##### SUPPLIED DATA
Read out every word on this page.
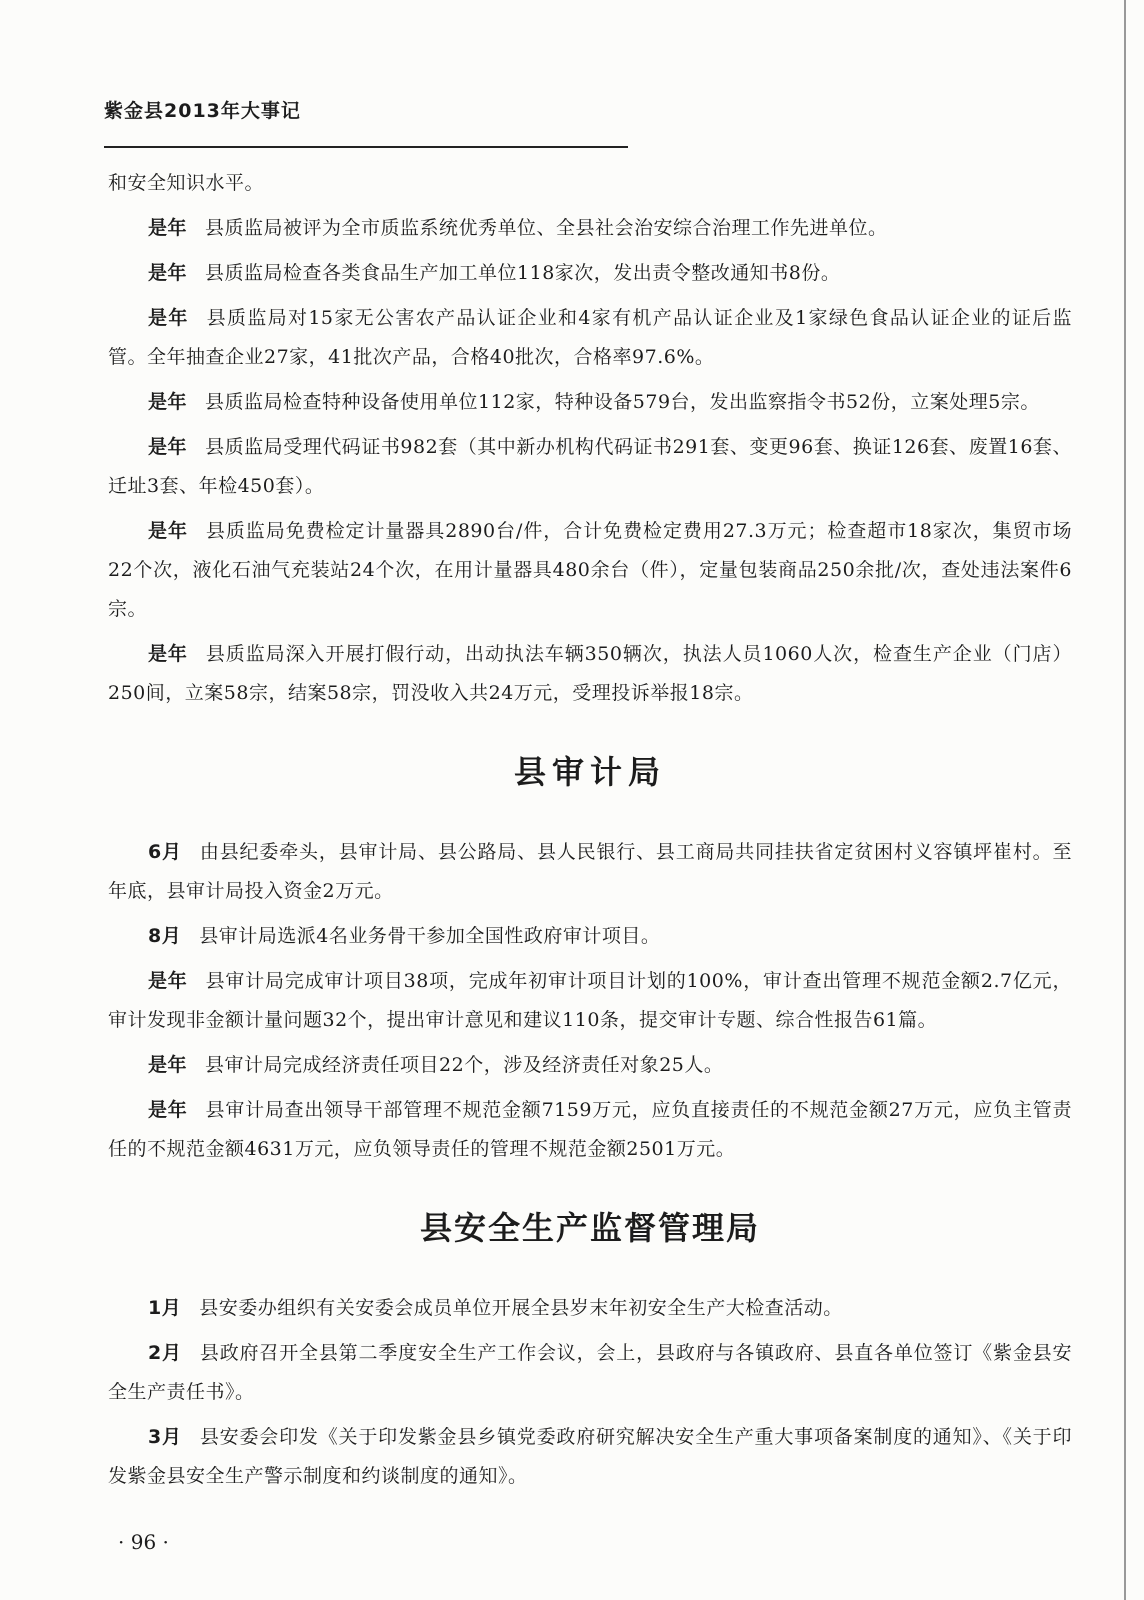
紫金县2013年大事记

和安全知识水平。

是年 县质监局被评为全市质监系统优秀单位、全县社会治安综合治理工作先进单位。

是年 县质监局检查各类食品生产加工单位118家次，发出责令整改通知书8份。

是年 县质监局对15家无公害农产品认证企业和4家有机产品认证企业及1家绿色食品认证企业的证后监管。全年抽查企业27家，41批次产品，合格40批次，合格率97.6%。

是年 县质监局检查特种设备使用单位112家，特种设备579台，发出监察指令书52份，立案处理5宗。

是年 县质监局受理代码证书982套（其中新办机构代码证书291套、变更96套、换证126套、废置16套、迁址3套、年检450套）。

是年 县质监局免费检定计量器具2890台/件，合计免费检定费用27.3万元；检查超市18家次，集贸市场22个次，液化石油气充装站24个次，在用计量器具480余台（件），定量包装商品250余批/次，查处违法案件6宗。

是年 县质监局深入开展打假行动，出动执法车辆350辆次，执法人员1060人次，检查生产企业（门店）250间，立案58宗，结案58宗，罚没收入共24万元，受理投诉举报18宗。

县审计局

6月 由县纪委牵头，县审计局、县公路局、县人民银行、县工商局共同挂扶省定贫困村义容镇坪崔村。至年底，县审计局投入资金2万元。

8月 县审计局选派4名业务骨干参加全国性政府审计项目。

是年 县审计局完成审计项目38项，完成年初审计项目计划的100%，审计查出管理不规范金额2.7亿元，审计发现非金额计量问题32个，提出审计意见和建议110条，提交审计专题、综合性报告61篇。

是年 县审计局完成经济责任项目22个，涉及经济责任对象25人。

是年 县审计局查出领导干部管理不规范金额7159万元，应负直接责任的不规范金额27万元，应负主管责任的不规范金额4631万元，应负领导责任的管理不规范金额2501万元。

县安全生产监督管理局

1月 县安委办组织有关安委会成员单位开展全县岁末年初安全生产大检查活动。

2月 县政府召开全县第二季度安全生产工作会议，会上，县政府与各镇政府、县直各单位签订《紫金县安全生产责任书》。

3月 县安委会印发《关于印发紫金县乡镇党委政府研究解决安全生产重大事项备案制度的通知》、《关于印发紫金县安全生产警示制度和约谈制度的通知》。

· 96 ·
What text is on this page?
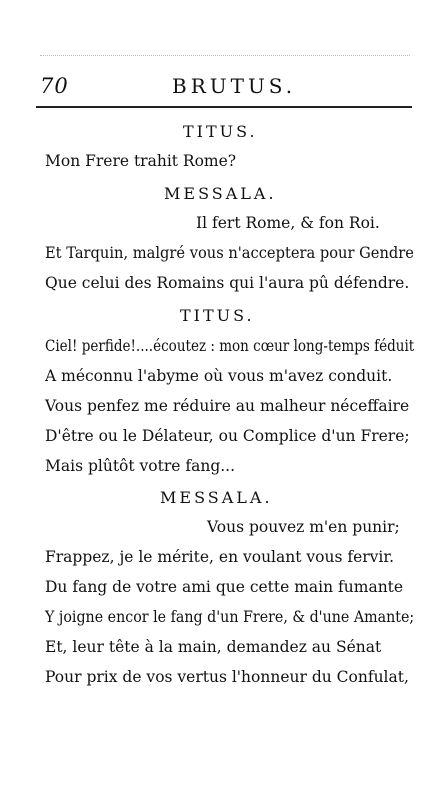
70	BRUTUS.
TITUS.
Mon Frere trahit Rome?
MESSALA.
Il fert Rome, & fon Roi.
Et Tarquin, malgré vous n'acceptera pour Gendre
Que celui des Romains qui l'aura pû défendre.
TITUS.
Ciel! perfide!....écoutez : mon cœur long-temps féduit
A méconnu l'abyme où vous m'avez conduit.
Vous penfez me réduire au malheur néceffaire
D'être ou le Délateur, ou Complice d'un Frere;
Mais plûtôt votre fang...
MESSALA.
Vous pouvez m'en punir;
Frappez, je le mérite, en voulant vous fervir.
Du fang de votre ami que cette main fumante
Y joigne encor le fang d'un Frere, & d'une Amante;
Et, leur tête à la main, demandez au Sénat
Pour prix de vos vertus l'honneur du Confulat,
##########
WHAT IS BEING ASKED
Copy all the data exactly as written, but skip any picture.

EXPECTED ANSWER
Read out every word on this page.
紫金县2013年大事记

和安全知识水平。

是年 县质监局被评为全市质监系统优秀单位、全县社会治安综合治理工作先进单位。

是年 县质监局检查各类食品生产加工单位118家次，发出责令整改通知书8份。

是年 县质监局对15家无公害农产品认证企业和4家有机产品认证企业及1家绿色食品认证企业的证后监管。全年抽查企业27家，41批次产品，合格40批次，合格率97.6%。

是年 县质监局检查特种设备使用单位112家，特种设备579台，发出监察指令书52份，立案处理5宗。

是年 县质监局受理代码证书982套（其中新办机构代码证书291套、变更96套、换证126套、废置16套、迁址3套、年检450套）。

是年 县质监局免费检定计量器具2890台/件，合计免费检定费用27.3万元；检查超市18家次，集贸市场22个次，液化石油气充装站24个次，在用计量器具480余台（件），定量包装商品250余批/次，查处违法案件6宗。

是年 县质监局深入开展打假行动，出动执法车辆350辆次，执法人员1060人次，检查生产企业（门店）250间，立案58宗，结案58宗，罚没收入共24万元，受理投诉举报18宗。

县审计局

6月 由县纪委牵头，县审计局、县公路局、县人民银行、县工商局共同挂扶省定贫困村义容镇坪崔村。至年底，县审计局投入资金2万元。

8月 县审计局选派4名业务骨干参加全国性政府审计项目。

是年 县审计局完成审计项目38项，完成年初审计项目计划的100%，审计查出管理不规范金额2.7亿元，审计发现非金额计量问题32个，提出审计意见和建议110条，提交审计专题、综合性报告61篇。

是年 县审计局完成经济责任项目22个，涉及经济责任对象25人。

是年 县审计局查出领导干部管理不规范金额7159万元，应负直接责任的不规范金额27万元，应负主管责任的不规范金额4631万元，应负领导责任的管理不规范金额2501万元。

县安全生产监督管理局

1月 县安委办组织有关安委会成员单位开展全县岁末年初安全生产大检查活动。

2月 县政府召开全县第二季度安全生产工作会议，会上，县政府与各镇政府、县直各单位签订《紫金县安全生产责任书》。

3月 县安委会印发《关于印发紫金县乡镇党委政府研究解决安全生产重大事项备案制度的通知》、《关于印发紫金县安全生产警示制度和约谈制度的通知》。

· 96 ·
What text is on this page?
70	BRUTUS.
TITUS.
Mon Frere trahit Rome?
MESSALA.
Il fert Rome, & fon Roi.
Et Tarquin, malgré vous n'acceptera pour Gendre
Que celui des Romains qui l'aura pû défendre.
TITUS.
Ciel! perfide!....écoutez : mon cœur long-temps féduit
A méconnu l'abyme où vous m'avez conduit.
Vous penfez me réduire au malheur néceffaire
D'être ou le Délateur, ou Complice d'un Frere;
Mais plûtôt votre fang...
MESSALA.
Vous pouvez m'en punir;
Frappez, je le mérite, en voulant vous fervir.
Du fang de votre ami que cette main fumante
Y joigne encor le fang d'un Frere, & d'une Amante;
Et, leur tête à la main, demandez au Sénat
Pour prix de vos vertus l'honneur du Confulat,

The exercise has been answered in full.